-- BEGIN --
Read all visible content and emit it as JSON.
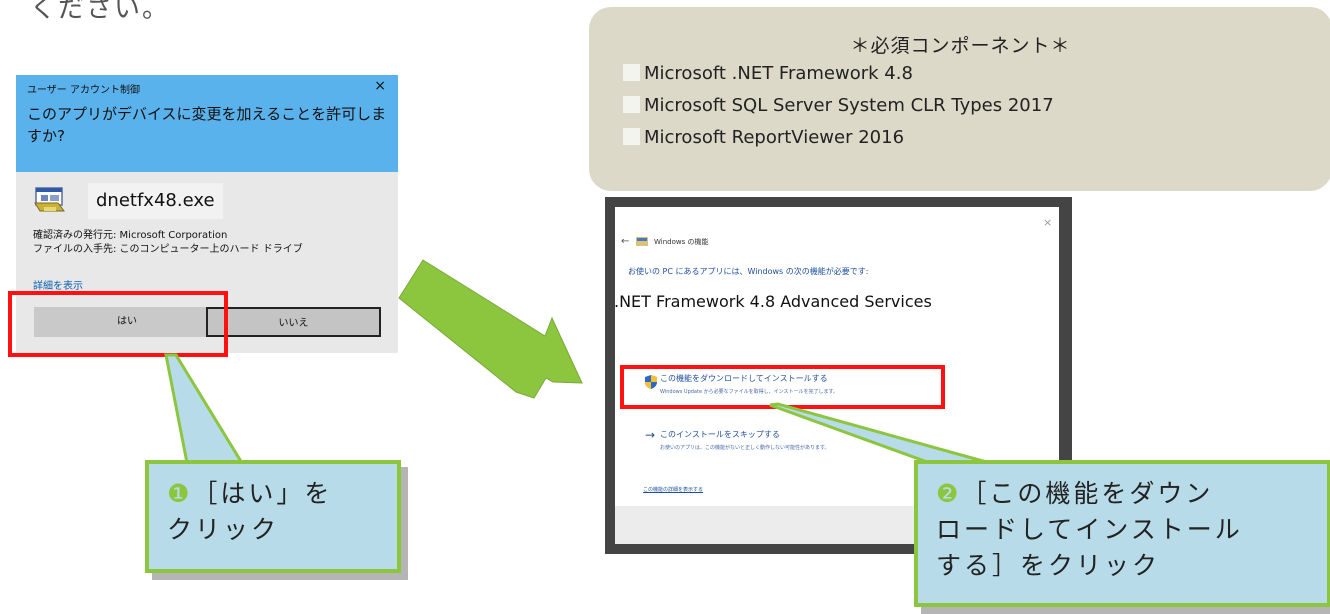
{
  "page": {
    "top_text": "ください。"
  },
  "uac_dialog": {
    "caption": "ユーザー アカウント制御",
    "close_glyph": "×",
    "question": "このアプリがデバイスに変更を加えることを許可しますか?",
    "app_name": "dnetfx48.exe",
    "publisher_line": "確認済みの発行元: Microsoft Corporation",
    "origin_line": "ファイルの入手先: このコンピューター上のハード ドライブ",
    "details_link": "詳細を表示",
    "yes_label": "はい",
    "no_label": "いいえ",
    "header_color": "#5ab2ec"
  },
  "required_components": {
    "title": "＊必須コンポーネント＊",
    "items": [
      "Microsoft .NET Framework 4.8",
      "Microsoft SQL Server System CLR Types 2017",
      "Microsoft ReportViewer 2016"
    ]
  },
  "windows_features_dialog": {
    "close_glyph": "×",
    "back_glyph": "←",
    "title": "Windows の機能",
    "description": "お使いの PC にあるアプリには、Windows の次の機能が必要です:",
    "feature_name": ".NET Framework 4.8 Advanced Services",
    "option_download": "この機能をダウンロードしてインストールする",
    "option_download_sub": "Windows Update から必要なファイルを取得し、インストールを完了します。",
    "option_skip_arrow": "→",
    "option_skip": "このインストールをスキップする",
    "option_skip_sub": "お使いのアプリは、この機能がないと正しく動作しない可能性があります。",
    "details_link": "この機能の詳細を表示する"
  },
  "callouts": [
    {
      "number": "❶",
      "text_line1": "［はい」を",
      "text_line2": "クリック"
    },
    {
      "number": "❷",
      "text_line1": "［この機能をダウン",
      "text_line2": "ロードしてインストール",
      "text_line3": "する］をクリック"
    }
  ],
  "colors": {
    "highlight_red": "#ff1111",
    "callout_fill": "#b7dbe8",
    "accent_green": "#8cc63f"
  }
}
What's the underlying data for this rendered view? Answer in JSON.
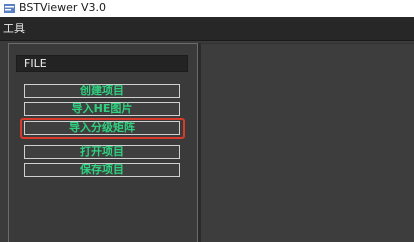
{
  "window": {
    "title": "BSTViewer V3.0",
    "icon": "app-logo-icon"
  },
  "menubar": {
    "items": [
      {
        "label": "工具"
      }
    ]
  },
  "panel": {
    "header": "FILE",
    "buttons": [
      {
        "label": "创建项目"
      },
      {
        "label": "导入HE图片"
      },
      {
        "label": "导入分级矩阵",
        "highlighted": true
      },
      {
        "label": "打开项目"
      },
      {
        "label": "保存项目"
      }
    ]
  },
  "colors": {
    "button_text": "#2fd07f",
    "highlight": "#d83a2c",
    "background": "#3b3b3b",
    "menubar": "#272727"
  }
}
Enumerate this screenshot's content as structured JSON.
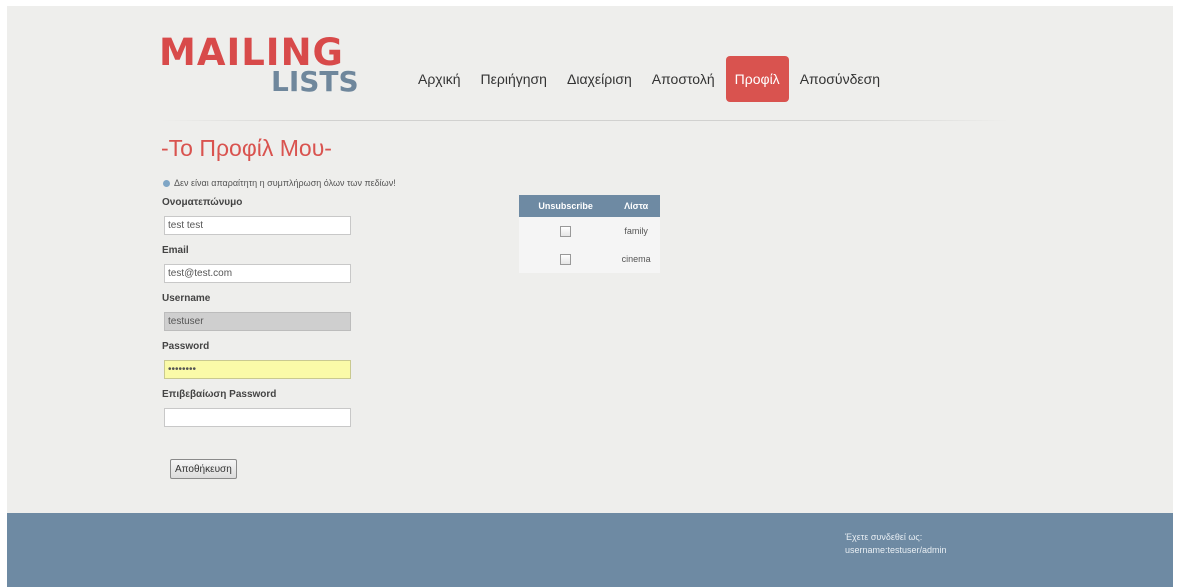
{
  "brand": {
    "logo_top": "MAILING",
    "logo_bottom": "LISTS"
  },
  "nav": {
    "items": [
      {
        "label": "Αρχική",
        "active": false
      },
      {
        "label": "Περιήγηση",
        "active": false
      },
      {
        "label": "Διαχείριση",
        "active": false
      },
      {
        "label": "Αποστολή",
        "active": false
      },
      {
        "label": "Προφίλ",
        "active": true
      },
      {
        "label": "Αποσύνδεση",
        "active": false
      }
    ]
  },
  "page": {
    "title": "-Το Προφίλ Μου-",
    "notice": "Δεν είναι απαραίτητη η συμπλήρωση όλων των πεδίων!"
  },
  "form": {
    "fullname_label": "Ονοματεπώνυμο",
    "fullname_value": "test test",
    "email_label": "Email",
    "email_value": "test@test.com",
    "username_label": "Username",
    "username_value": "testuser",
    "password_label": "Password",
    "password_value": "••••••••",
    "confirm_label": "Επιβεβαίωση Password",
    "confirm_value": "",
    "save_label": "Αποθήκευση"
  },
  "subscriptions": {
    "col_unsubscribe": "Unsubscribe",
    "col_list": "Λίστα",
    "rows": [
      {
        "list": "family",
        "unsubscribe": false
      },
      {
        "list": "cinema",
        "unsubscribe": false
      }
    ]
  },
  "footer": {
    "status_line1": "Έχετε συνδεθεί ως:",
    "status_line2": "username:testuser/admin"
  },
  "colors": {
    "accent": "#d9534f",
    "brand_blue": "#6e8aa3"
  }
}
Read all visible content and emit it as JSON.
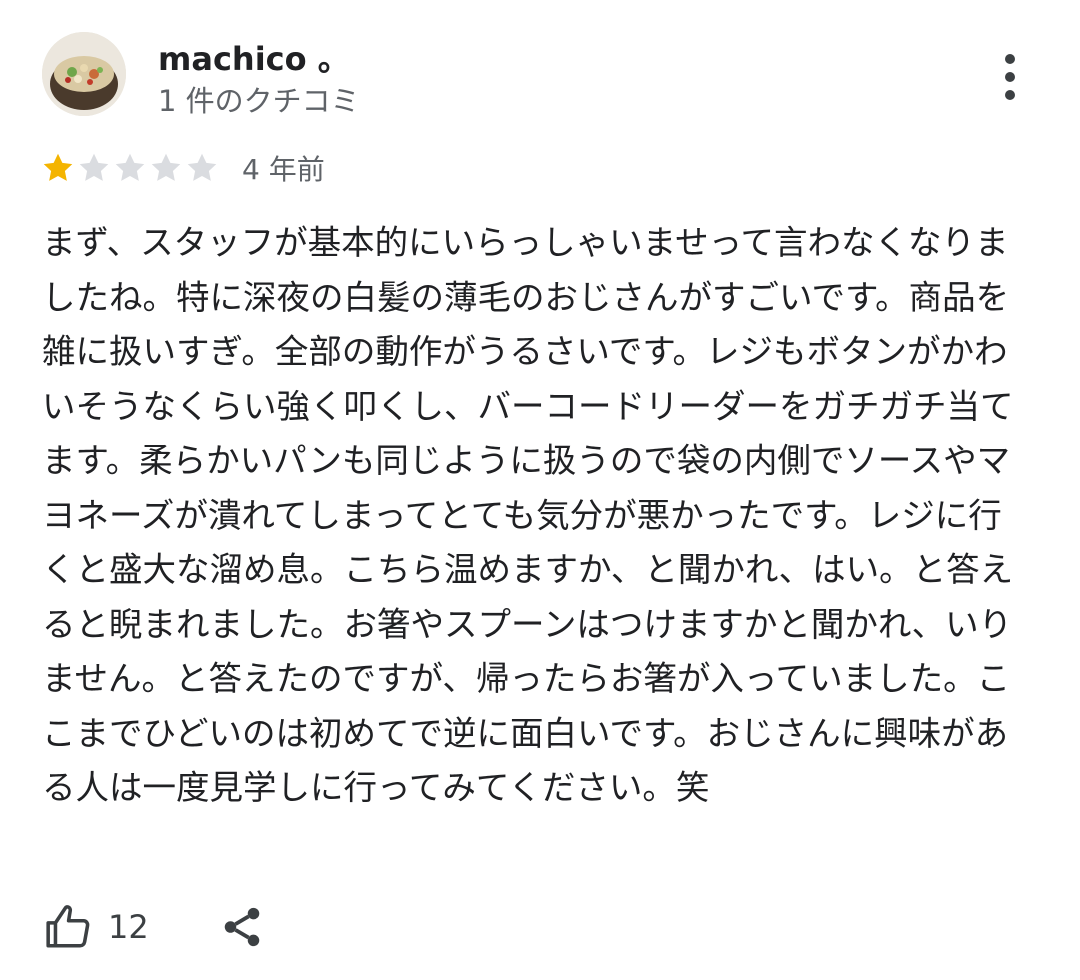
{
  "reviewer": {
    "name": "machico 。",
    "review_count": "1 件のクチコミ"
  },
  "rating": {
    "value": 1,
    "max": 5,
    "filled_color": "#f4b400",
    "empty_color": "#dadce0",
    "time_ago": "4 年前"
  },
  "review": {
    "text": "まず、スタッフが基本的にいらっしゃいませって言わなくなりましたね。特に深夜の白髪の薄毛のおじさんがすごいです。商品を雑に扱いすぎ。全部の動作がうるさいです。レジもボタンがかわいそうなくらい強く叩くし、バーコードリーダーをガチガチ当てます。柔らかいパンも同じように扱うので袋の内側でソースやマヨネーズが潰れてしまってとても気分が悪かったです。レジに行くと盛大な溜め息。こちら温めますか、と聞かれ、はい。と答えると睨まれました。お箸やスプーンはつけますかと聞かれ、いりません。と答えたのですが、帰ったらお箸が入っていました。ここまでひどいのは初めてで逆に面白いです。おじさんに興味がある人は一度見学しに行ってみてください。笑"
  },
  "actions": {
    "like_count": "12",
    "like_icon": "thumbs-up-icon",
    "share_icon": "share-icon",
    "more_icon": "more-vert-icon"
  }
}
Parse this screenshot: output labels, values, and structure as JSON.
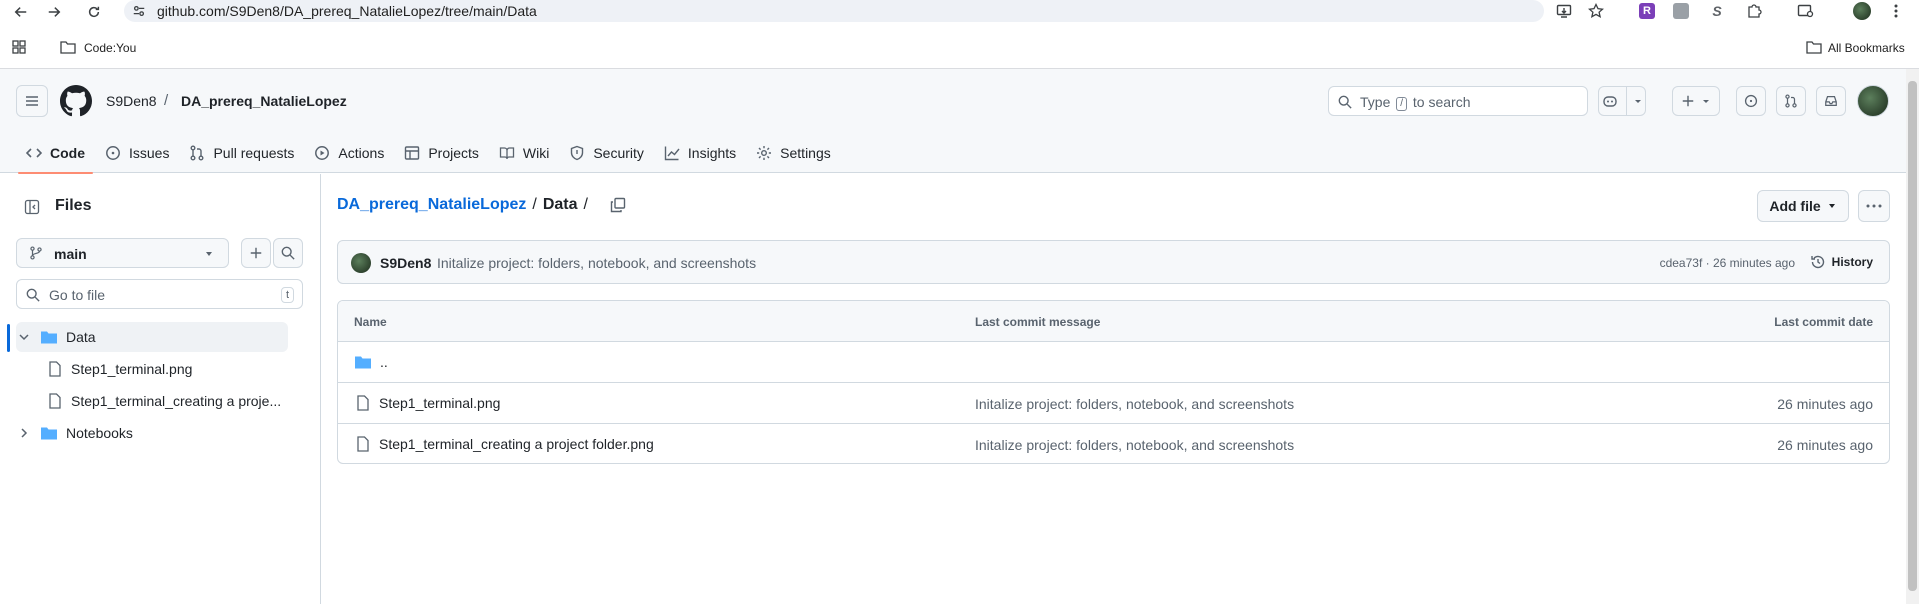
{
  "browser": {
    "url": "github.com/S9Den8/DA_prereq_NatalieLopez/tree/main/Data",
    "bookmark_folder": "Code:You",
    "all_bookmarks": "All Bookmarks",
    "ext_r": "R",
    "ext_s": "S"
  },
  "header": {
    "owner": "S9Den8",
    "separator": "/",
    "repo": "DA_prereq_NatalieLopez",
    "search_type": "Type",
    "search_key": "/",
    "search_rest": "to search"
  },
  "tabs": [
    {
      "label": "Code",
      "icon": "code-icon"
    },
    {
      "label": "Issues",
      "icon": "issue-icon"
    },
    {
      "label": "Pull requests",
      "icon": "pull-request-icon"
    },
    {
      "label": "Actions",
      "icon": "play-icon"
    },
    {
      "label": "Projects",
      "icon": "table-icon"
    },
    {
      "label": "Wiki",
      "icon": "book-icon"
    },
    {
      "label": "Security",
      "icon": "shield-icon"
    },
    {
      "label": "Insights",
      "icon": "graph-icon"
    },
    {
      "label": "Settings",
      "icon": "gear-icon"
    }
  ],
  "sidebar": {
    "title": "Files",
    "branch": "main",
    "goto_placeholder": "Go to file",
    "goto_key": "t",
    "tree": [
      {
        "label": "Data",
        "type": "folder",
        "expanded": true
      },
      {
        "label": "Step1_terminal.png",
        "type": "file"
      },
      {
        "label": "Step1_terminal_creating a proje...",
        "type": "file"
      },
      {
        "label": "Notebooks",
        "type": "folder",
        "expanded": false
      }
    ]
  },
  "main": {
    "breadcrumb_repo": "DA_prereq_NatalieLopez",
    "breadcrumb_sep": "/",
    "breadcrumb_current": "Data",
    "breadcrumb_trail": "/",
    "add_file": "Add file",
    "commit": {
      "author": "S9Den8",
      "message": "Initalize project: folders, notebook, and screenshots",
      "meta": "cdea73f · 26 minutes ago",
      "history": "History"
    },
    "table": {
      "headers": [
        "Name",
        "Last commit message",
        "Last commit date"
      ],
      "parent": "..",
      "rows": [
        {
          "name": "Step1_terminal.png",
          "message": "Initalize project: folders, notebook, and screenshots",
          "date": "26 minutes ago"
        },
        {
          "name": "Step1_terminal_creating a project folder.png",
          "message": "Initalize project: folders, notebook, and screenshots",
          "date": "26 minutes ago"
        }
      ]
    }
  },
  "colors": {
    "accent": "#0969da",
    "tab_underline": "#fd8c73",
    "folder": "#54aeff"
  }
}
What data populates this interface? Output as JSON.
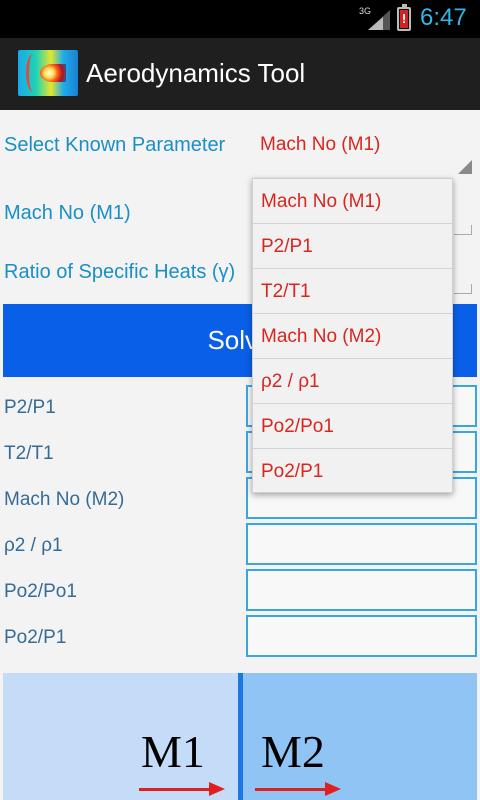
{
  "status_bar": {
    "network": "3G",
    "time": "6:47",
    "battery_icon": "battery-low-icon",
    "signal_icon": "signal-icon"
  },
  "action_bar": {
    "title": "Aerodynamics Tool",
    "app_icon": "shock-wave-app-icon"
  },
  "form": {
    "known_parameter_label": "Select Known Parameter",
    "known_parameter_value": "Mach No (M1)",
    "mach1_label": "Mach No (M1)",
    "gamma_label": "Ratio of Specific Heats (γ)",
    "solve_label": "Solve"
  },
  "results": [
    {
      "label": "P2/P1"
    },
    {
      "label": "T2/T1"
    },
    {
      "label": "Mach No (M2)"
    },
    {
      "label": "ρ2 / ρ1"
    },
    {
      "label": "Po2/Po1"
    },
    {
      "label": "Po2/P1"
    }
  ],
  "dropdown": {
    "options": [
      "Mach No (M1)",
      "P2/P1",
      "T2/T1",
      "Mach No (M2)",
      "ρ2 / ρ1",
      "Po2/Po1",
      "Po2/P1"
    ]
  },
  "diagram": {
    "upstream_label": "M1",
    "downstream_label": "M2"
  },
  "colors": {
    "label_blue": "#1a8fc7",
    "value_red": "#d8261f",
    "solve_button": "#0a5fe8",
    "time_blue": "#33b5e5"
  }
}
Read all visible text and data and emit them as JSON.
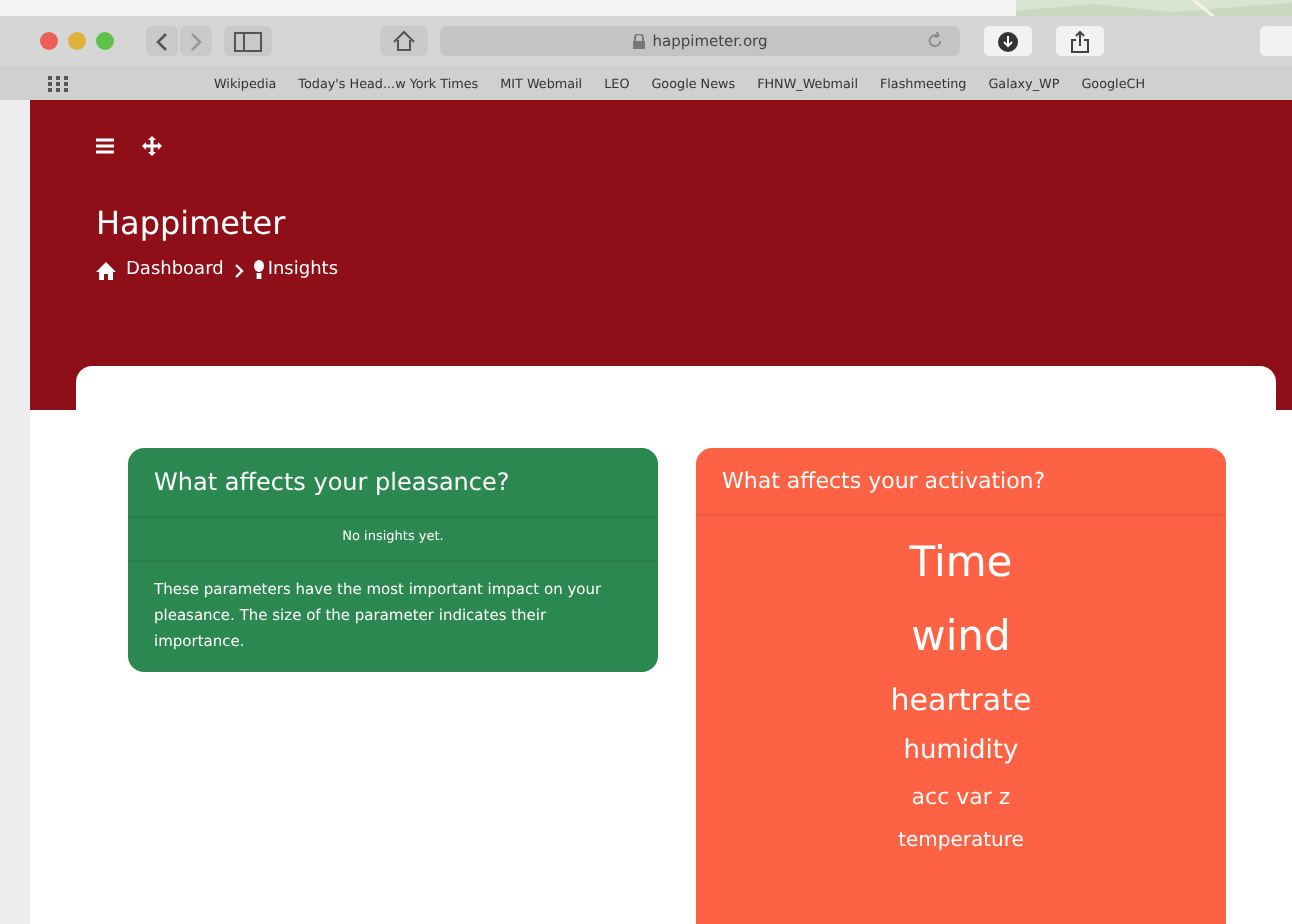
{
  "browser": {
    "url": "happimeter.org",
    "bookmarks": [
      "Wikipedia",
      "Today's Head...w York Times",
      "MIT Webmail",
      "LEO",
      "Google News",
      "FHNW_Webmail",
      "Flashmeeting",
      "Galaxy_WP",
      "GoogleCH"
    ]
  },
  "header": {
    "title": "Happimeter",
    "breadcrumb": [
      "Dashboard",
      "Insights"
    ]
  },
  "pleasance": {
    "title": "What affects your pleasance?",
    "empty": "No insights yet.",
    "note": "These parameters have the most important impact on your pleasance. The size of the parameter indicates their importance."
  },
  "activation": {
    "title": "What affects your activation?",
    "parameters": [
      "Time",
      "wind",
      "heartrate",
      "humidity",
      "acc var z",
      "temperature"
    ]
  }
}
-- END --
AIM — From the material above, write out exactly the lines from the line with "Read all visible text" through the closing line, inclusive, and no pictures.

RESULT —
Read all visible text and data and emit them as JSON.
{
  "browser": {
    "url": "happimeter.org",
    "bookmarks": [
      "Wikipedia",
      "Today's Head...w York Times",
      "MIT Webmail",
      "LEO",
      "Google News",
      "FHNW_Webmail",
      "Flashmeeting",
      "Galaxy_WP",
      "GoogleCH"
    ]
  },
  "header": {
    "title": "Happimeter",
    "breadcrumb": [
      "Dashboard",
      "Insights"
    ]
  },
  "pleasance": {
    "title": "What affects your pleasance?",
    "empty": "No insights yet.",
    "note": "These parameters have the most important impact on your pleasance. The size of the parameter indicates their importance."
  },
  "activation": {
    "title": "What affects your activation?",
    "parameters": [
      "Time",
      "wind",
      "heartrate",
      "humidity",
      "acc var z",
      "temperature"
    ]
  }
}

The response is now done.